** BEGIN Reading passage **

61 In this respect, the Court notes, first, that it follows from the Schengen Borders Code that an internal border at which border control has been reintroduced by a Member State under Article 25 of the code is not tantamount to an external border for the purpose of that code.

62 Under Article 2 of the Schengen Borders Code, the concepts of ‘internal borders’ and ‘external borders’ are mutually exclusive. As it is, Article 32 of the code merely provides that, where border control at internal borders is reintroduced by a Member State, only the relevant provisions of the code relating to external borders are to apply mutatis mutandis. However, Article 32 of the code does not provide, as the Advocate General has noted, in essence, in point 52 of his Opinion, that in such a case Article 2(2)(a) of Directive 2008/115 is to be applied. The very wording of the Schengen Borders Code therefore precludes, for the purposes of that directive, an internal border at which border control has been reintroduced under Article 25 of the code from being equated with an external border.

63 It is also true, as the referring court points out, that Article 5(3) of the Schengen Borders Code requires Member States to introduce effective, proportionate and dissuasive penalties for the unauthorised crossing of an external border other than at border crossing points or at times other than the fixed opening hours.

64 However, and regardless of whether that provision is a relevant provision, within the meaning of Article 32 of the Schengen Borders Code, and thus applies mutatis mutandis where border control is reintroduced by a Member State at its internal borders, the Court notes, in any event, that this provision is not in any way intended to derogate from the common standards and procedures established by Directive 2008/115, as expressly confirmed in Article 13(1) of the code, which provides that measures are to be taken against persons who have crossed an external border illegally and that, if that person has no right to stay on the territory of the Member State concerned, he or she is to be apprehended and made subject to the procedures respecting Directive 2008/115 (see, to that effect, judgment of 7 June 2016, Affum, C‑47/15, EU:C:2016:408, paragraph 90).

** END Reading passage **
** BEGIN Records to use **

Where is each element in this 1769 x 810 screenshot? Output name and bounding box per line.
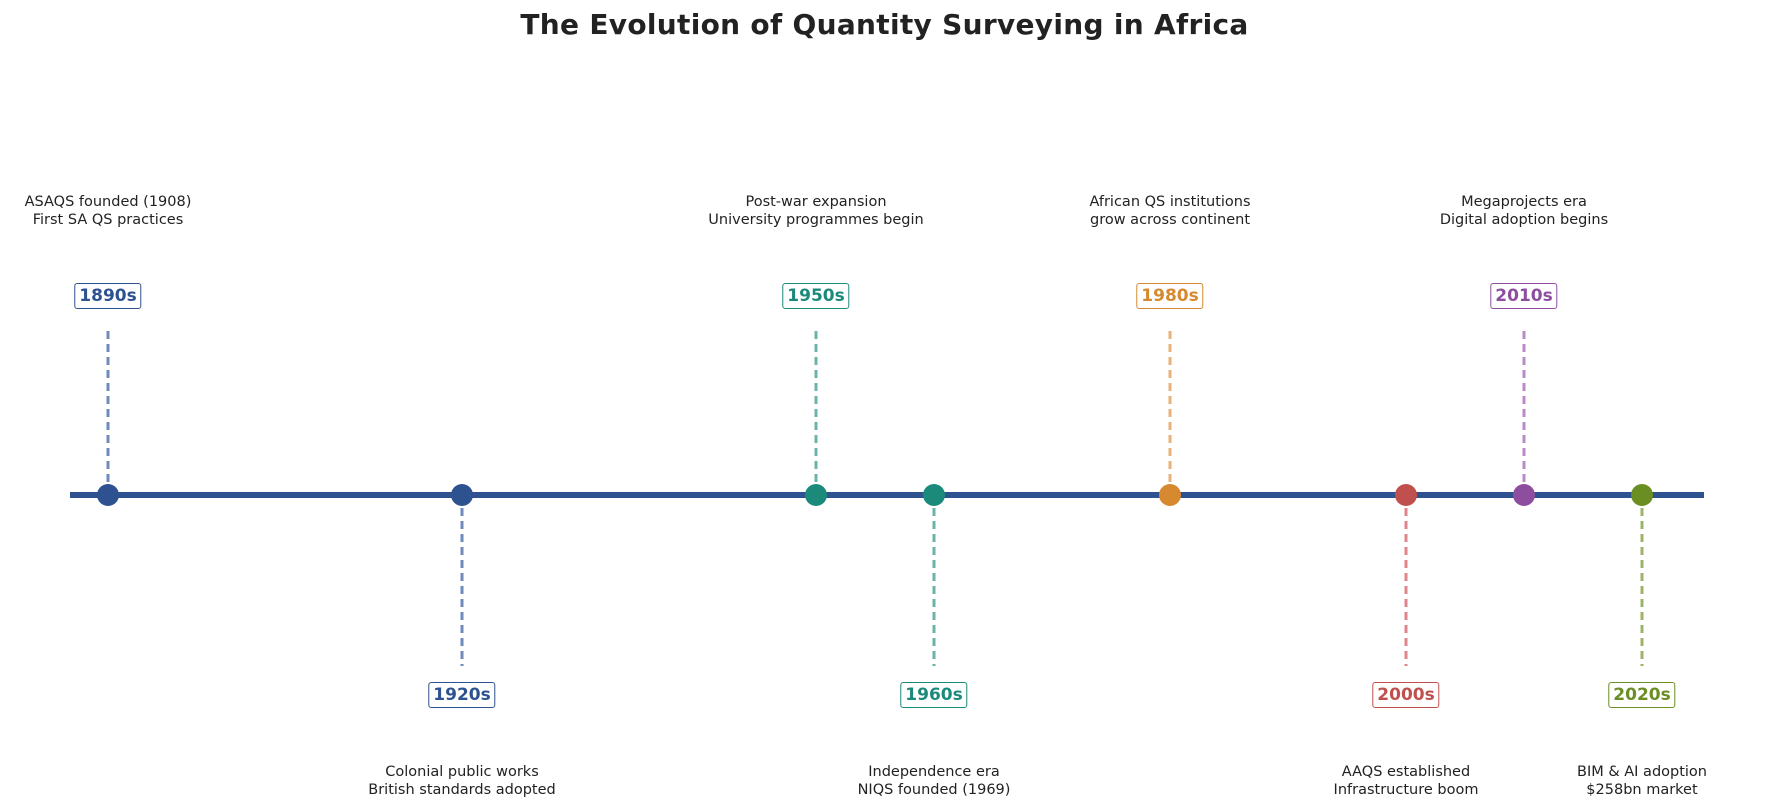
year-label-2010s: 2010s bbox=[1490, 283, 1558, 309]
event-description-1960s: Independence era NIQS founded (1969) bbox=[858, 763, 1011, 799]
event-marker-2010s bbox=[1513, 484, 1535, 506]
event-description-line: African QS institutions bbox=[1089, 194, 1251, 210]
event-marker-1950s bbox=[805, 484, 827, 506]
year-label-1980s: 1980s bbox=[1136, 283, 1204, 309]
event-description-1980s: African QS institutions grow across conti… bbox=[1089, 193, 1250, 229]
event-description-line: Independence era bbox=[868, 764, 1000, 780]
event-description-line: Colonial public works bbox=[385, 764, 539, 780]
event-description-line: BIM & AI adoption bbox=[1576, 764, 1708, 780]
year-label-1950s: 1950s bbox=[782, 283, 850, 309]
event-description-line: British standards adopted bbox=[368, 782, 556, 798]
chart-title: The Evolution of Quantity Surveying in A… bbox=[520, 8, 1249, 41]
year-label-1920s: 1920s bbox=[428, 682, 496, 708]
year-label-2000s: 2000s bbox=[1372, 682, 1440, 708]
event-description-line: AAQS established bbox=[1341, 764, 1471, 780]
event-marker-1890s bbox=[97, 484, 119, 506]
event-description-line: NIQS founded (1969) bbox=[857, 782, 1011, 798]
event-marker-2020s bbox=[1631, 484, 1653, 506]
event-marker-2000s bbox=[1395, 484, 1417, 506]
event-description-line: Digital adoption begins bbox=[1439, 212, 1609, 228]
event-description-line: Infrastructure boom bbox=[1333, 782, 1479, 798]
year-label-1890s: 1890s bbox=[74, 283, 142, 309]
event-description-line: grow across continent bbox=[1089, 212, 1251, 228]
event-description-line: $258bn market bbox=[1586, 782, 1698, 798]
event-description-2010s: Megaprojects era Digital adoption begins bbox=[1440, 193, 1608, 229]
event-description-2000s: AAQS established Infrastructure boom bbox=[1334, 763, 1479, 799]
year-label-2020s: 2020s bbox=[1608, 682, 1676, 708]
event-description-1920s: Colonial public works British standards a… bbox=[368, 763, 555, 799]
event-description-2020s: BIM & AI adoption $258bn market bbox=[1577, 763, 1707, 799]
event-marker-1980s bbox=[1159, 484, 1181, 506]
event-marker-1920s bbox=[451, 484, 473, 506]
event-description-1950s: Post-war expansion University programmes … bbox=[708, 193, 923, 229]
event-description-line: Megaprojects era bbox=[1461, 194, 1587, 210]
event-description-1890s: ASAQS founded (1908) First SA QS practice… bbox=[25, 193, 192, 229]
event-description-line: ASAQS founded (1908) bbox=[24, 194, 192, 210]
event-description-line: First SA QS practices bbox=[32, 212, 184, 228]
event-description-line: University programmes begin bbox=[708, 212, 924, 228]
event-description-line: Post-war expansion bbox=[745, 194, 887, 210]
year-label-1960s: 1960s bbox=[900, 682, 968, 708]
event-marker-1960s bbox=[923, 484, 945, 506]
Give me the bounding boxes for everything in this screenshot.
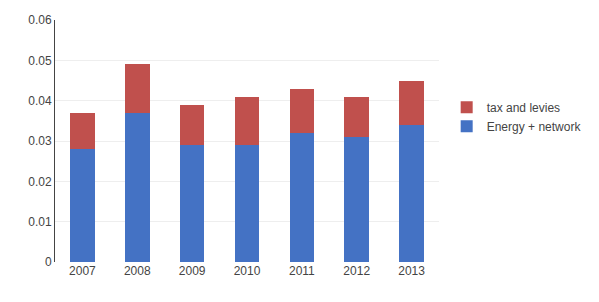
svg-text:0.02: 0.02: [28, 175, 52, 189]
svg-text:2008: 2008: [124, 264, 151, 278]
svg-text:2012: 2012: [343, 264, 370, 278]
svg-text:0.05: 0.05: [28, 54, 52, 68]
svg-text:Energy + network: Energy + network: [487, 120, 582, 134]
svg-text:2010: 2010: [234, 264, 261, 278]
svg-text:2007: 2007: [69, 264, 96, 278]
svg-text:0.03: 0.03: [28, 134, 52, 148]
svg-text:0.01: 0.01: [28, 215, 52, 229]
svg-text:2009: 2009: [179, 264, 206, 278]
svg-text:2013: 2013: [398, 264, 425, 278]
svg-text:0: 0: [45, 255, 52, 269]
svg-text:tax and levies: tax and levies: [487, 101, 560, 115]
svg-text:0.04: 0.04: [28, 94, 52, 108]
svg-text:2011: 2011: [289, 264, 315, 278]
svg-text:0.06: 0.06: [28, 13, 52, 27]
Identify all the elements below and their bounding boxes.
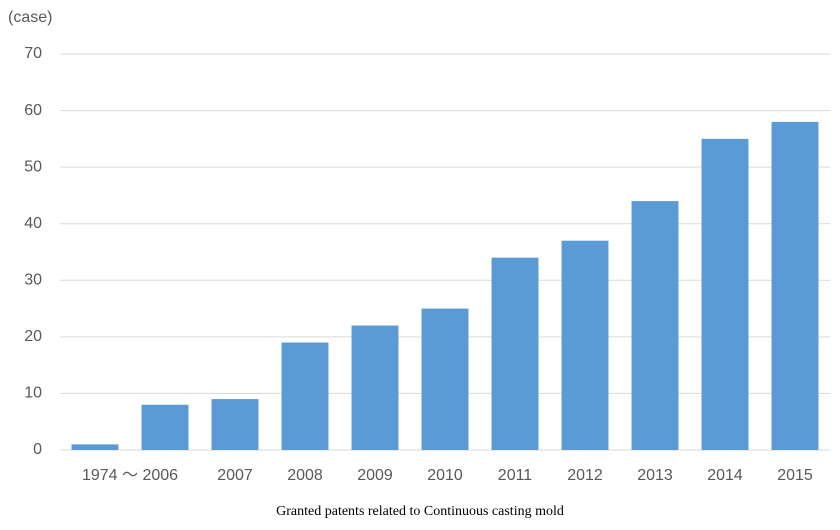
x-axis-label: Granted patents related to Continuous ca… xyxy=(276,504,564,519)
y-tick-label: 10 xyxy=(24,385,42,402)
x-tick-label: 2009 xyxy=(357,467,393,484)
bar xyxy=(561,240,609,450)
bar xyxy=(351,325,399,450)
y-tick-label: 40 xyxy=(24,215,42,232)
bar xyxy=(701,138,749,450)
x-tick-label: 1974 ～ 2006 xyxy=(82,467,178,484)
y-tick-label: 50 xyxy=(24,158,42,175)
y-axis-label: (case) xyxy=(8,9,52,26)
y-tick-label: 0 xyxy=(33,441,42,458)
y-tick-label: 60 xyxy=(24,102,42,119)
x-tick-label: 2008 xyxy=(287,467,323,484)
y-tick-label: 70 xyxy=(24,45,42,62)
bar xyxy=(631,201,679,450)
bar xyxy=(491,257,539,450)
bar xyxy=(771,121,819,450)
bar xyxy=(141,404,189,450)
x-tick-label: 2011 xyxy=(498,467,533,484)
x-tick-label: 2007 xyxy=(217,467,253,484)
x-tick-label: 2015 xyxy=(777,467,813,484)
bar xyxy=(281,342,329,450)
x-tick-label: 2010 xyxy=(427,467,463,484)
bar xyxy=(421,308,469,450)
y-tick-label: 30 xyxy=(24,272,42,289)
x-tick-label: 2013 xyxy=(637,467,673,484)
bar xyxy=(211,399,259,450)
x-tick-label: 2014 xyxy=(707,467,743,484)
x-tick-label: 2012 xyxy=(567,467,603,484)
y-tick-label: 20 xyxy=(24,328,42,345)
bar xyxy=(71,444,119,450)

** END Records to use **

Tasks
(A) Reproduce the entire court passage on internal and external borders word for word.
(B) Extract each line of the rows that includes the string "adoption", treating uppercase and lowercase as distinct.
The court passage and the rows are independent of each other.

Answer set
(A)
61 In this respect, the Court notes, first, that it follows from the Schengen Borders Code that an internal border at which border control has been reintroduced by a Member State under Article 25 of the code is not tantamount to an external border for the purpose of that code.

62 Under Article 2 of the Schengen Borders Code, the concepts of ‘internal borders’ and ‘external borders’ are mutually exclusive. As it is, Article 32 of the code merely provides that, where border control at internal borders is reintroduced by a Member State, only the relevant provisions of the code relating to external borders are to apply mutatis mutandis. However, Article 32 of the code does not provide, as the Advocate General has noted, in essence, in point 52 of his Opinion, that in such a case Article 2(2)(a) of Directive 2008/115 is to be applied. The very wording of the Schengen Borders Code therefore precludes, for the purposes of that directive, an internal border at which border control has been reintroduced under Article 25 of the code from being equated with an external border.

63 It is also true, as the referring court points out, that Article 5(3) of the Schengen Borders Code requires Member States to introduce effective, proportionate and dissuasive penalties for the unauthorised crossing of an external border other than at border crossing points or at times other than the fixed opening hours.

64 However, and regardless of whether that provision is a relevant provision, within the meaning of Article 32 of the Schengen Borders Code, and thus applies mutatis mutandis where border control is reintroduced by a Member State at its internal borders, the Court notes, in any event, that this provision is not in any way intended to derogate from the common standards and procedures established by Directive 2008/115, as expressly confirmed in Article 13(1) of the code, which provides that measures are to be taken against persons who have crossed an external border illegally and that, if that person has no right to stay on the territory of the Member State concerned, he or she is to be apprehended and made subject to the procedures respecting Directive 2008/115 (see, to that effect, judgment of 7 June 2016, Affum, C‑47/15, EU:C:2016:408, paragraph 90).

(B)
event-description-line: BIM & AI adoption bbox=[1576, 764, 1708, 780]
event-description-line: Digital adoption begins bbox=[1439, 212, 1609, 228]
event-description-2010s: Megaprojects era Digital adoption begins bbox=[1440, 193, 1608, 229]
event-description-2020s: BIM & AI adoption $258bn market bbox=[1577, 763, 1707, 799]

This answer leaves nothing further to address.